Goal: Copy the records word for word, beginning with their first line and ending with the line that contains "Text: Photocatalyst: Photocatalyst: [596, 398, 663, 408]", including both of these lines.

○ ○ ○ ○ ○ ○ ○

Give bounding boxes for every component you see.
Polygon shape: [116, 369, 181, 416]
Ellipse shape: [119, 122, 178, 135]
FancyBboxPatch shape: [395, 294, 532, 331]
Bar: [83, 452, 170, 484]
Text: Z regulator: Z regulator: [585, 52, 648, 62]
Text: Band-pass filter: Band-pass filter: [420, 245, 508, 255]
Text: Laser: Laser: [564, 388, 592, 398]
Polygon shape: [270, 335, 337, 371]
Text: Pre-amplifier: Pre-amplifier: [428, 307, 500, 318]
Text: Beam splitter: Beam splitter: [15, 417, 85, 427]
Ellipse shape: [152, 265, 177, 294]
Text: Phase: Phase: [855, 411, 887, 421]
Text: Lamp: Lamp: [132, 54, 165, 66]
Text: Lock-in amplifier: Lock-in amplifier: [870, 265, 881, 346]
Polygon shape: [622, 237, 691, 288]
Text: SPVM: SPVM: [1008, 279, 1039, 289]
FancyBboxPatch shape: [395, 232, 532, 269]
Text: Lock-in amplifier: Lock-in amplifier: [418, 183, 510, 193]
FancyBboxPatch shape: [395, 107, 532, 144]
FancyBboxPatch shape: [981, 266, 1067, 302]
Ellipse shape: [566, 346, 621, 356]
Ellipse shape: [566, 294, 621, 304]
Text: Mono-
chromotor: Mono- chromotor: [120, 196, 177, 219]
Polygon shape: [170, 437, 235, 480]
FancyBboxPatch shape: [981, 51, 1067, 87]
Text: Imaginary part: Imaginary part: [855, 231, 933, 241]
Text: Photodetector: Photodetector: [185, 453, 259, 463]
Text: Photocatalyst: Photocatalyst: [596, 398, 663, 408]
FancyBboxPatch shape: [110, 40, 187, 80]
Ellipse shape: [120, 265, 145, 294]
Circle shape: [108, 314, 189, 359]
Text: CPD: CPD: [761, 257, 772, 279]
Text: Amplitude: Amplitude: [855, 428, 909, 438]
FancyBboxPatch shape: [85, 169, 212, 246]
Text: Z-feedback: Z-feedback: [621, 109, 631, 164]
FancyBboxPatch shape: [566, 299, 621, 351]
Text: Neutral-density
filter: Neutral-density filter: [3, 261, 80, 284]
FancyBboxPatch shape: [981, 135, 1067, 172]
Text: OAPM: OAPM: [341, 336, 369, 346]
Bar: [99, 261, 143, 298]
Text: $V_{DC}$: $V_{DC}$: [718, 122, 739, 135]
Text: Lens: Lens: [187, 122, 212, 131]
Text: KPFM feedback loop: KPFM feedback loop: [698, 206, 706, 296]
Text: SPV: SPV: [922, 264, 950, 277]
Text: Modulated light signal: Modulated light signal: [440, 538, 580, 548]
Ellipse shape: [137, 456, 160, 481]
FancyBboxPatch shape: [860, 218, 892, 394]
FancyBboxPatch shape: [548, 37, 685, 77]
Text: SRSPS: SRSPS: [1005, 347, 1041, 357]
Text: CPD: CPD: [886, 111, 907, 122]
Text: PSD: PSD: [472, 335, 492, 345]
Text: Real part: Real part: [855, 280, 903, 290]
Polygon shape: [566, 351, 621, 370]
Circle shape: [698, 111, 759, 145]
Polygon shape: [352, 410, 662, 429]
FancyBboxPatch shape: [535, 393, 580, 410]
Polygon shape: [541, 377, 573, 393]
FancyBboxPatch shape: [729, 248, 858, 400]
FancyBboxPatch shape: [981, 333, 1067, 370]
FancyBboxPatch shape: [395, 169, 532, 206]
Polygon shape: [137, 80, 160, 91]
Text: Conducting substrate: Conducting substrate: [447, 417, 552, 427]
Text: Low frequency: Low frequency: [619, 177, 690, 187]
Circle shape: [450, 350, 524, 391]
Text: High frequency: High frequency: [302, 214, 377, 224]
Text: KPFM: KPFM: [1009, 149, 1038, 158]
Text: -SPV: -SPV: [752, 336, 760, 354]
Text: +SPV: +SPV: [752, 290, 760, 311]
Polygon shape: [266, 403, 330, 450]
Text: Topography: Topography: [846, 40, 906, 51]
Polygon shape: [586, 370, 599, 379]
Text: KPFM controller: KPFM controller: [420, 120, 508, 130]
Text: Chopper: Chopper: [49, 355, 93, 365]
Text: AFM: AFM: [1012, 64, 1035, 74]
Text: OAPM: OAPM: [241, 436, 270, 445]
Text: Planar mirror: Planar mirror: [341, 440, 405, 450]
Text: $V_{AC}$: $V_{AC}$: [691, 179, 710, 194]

○ ○ ○ ○ ○ ○ ○

Reply to the task:
Give bounding boxes for every component you see.
Polygon shape: [116, 369, 181, 416]
Ellipse shape: [119, 122, 178, 135]
FancyBboxPatch shape: [395, 294, 532, 331]
Bar: [83, 452, 170, 484]
Text: Z regulator: Z regulator: [585, 52, 648, 62]
Text: Band-pass filter: Band-pass filter: [420, 245, 508, 255]
Text: Laser: Laser: [564, 388, 592, 398]
Polygon shape: [270, 335, 337, 371]
Text: Pre-amplifier: Pre-amplifier: [428, 307, 500, 318]
Text: Beam splitter: Beam splitter: [15, 417, 85, 427]
Ellipse shape: [152, 265, 177, 294]
Text: Phase: Phase: [855, 411, 887, 421]
Text: Lamp: Lamp: [132, 54, 165, 66]
Text: Lock-in amplifier: Lock-in amplifier: [870, 265, 881, 346]
Polygon shape: [622, 237, 691, 288]
Text: SPVM: SPVM: [1008, 279, 1039, 289]
FancyBboxPatch shape: [395, 232, 532, 269]
Text: Lock-in amplifier: Lock-in amplifier: [418, 183, 510, 193]
FancyBboxPatch shape: [395, 107, 532, 144]
FancyBboxPatch shape: [981, 266, 1067, 302]
Ellipse shape: [566, 346, 621, 356]
Ellipse shape: [566, 294, 621, 304]
Text: Mono-
chromotor: Mono- chromotor: [120, 196, 177, 219]
Polygon shape: [170, 437, 235, 480]
FancyBboxPatch shape: [981, 51, 1067, 87]
Text: Imaginary part: Imaginary part: [855, 231, 933, 241]
Text: Photodetector: Photodetector: [185, 453, 259, 463]
Text: Photocatalyst: Photocatalyst: [596, 398, 663, 408]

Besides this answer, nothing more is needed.